• [STATED EXERCISE]: Transcribe only what runs from the line containing "What's the underlying" through the final line below, exactly, and leave every picture out.

[Collected data entries]
⟨

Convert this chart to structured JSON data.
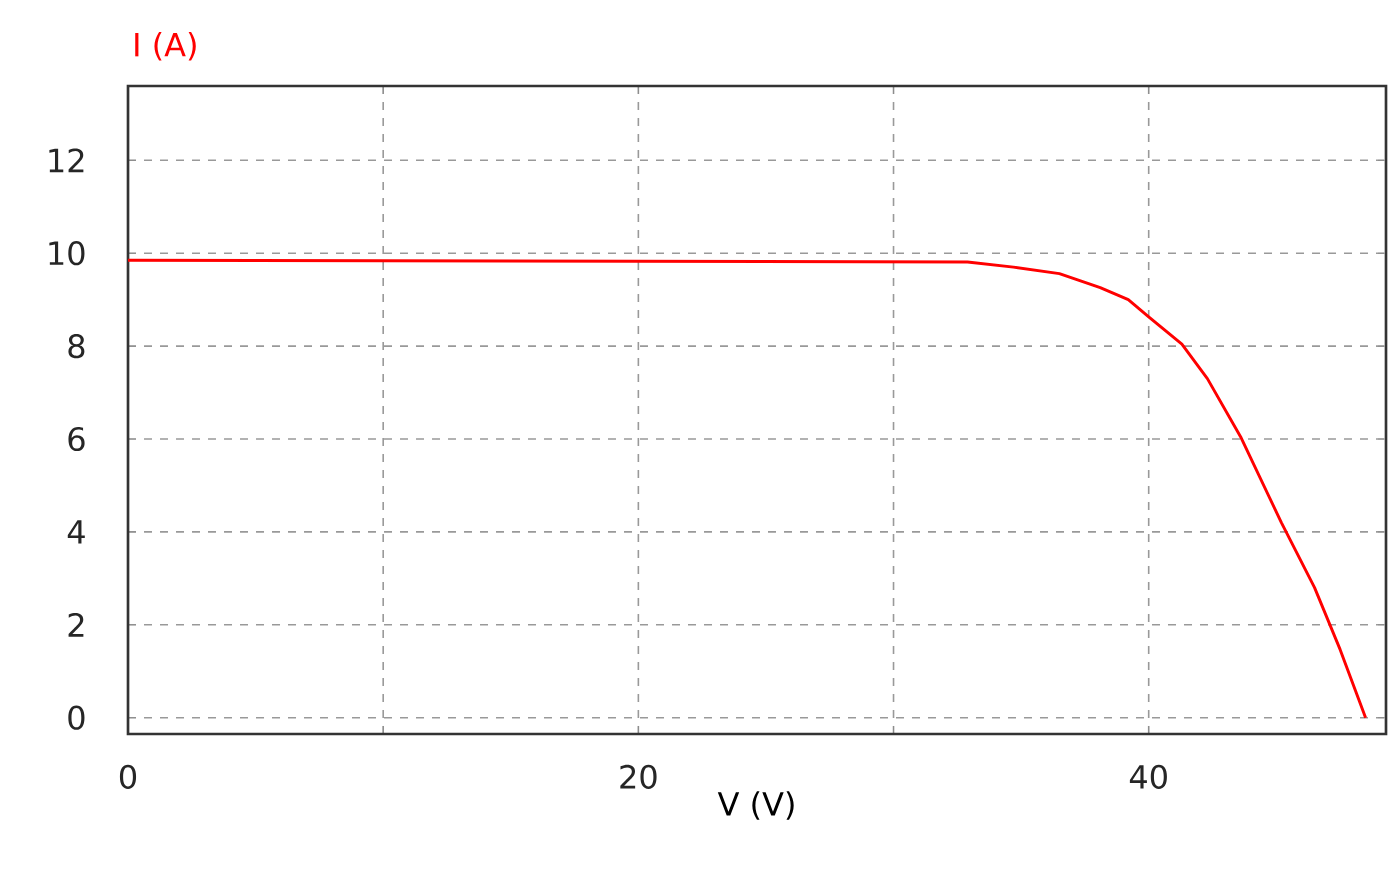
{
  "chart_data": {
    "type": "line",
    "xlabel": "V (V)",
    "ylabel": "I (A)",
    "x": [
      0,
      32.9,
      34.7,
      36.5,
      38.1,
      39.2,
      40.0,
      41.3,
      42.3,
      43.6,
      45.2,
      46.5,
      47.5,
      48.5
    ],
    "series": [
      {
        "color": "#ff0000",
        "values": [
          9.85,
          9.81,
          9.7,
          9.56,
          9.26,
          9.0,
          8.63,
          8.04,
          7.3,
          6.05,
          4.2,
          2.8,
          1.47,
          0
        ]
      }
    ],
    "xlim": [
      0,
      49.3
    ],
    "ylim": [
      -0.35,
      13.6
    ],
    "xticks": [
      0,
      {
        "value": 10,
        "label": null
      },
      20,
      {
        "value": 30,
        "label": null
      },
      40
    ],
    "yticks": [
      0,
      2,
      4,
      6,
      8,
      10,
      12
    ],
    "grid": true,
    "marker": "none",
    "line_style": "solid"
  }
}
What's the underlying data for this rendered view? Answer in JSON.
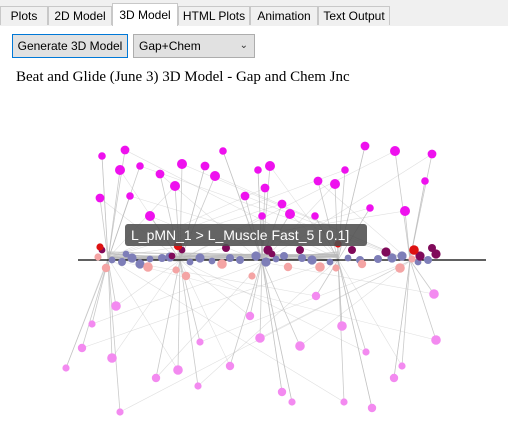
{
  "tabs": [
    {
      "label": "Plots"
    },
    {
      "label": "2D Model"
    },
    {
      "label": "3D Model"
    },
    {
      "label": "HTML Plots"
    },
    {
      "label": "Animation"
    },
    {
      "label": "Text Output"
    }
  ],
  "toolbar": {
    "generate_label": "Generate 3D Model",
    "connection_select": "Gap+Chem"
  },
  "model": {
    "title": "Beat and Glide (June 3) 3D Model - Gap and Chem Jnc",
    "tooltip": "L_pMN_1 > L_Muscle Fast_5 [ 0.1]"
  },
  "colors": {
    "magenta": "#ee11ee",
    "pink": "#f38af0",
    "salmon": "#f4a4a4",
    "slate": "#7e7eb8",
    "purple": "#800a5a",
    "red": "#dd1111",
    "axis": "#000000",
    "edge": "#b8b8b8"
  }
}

⟩

• [TASK SOLUTION]:
What's the underlying data for this rendered view? Answer in JSON.
{
  "tabs": [
    {
      "label": "Plots"
    },
    {
      "label": "2D Model"
    },
    {
      "label": "3D Model"
    },
    {
      "label": "HTML Plots"
    },
    {
      "label": "Animation"
    },
    {
      "label": "Text Output"
    }
  ],
  "toolbar": {
    "generate_label": "Generate 3D Model",
    "connection_select": "Gap+Chem"
  },
  "model": {
    "title": "Beat and Glide (June 3) 3D Model - Gap and Chem Jnc",
    "tooltip": "L_pMN_1 > L_Muscle Fast_5 [ 0.1]"
  },
  "colors": {
    "magenta": "#ee11ee",
    "pink": "#f38af0",
    "salmon": "#f4a4a4",
    "slate": "#7e7eb8",
    "purple": "#800a5a",
    "red": "#dd1111",
    "axis": "#000000",
    "edge": "#b8b8b8"
  }
}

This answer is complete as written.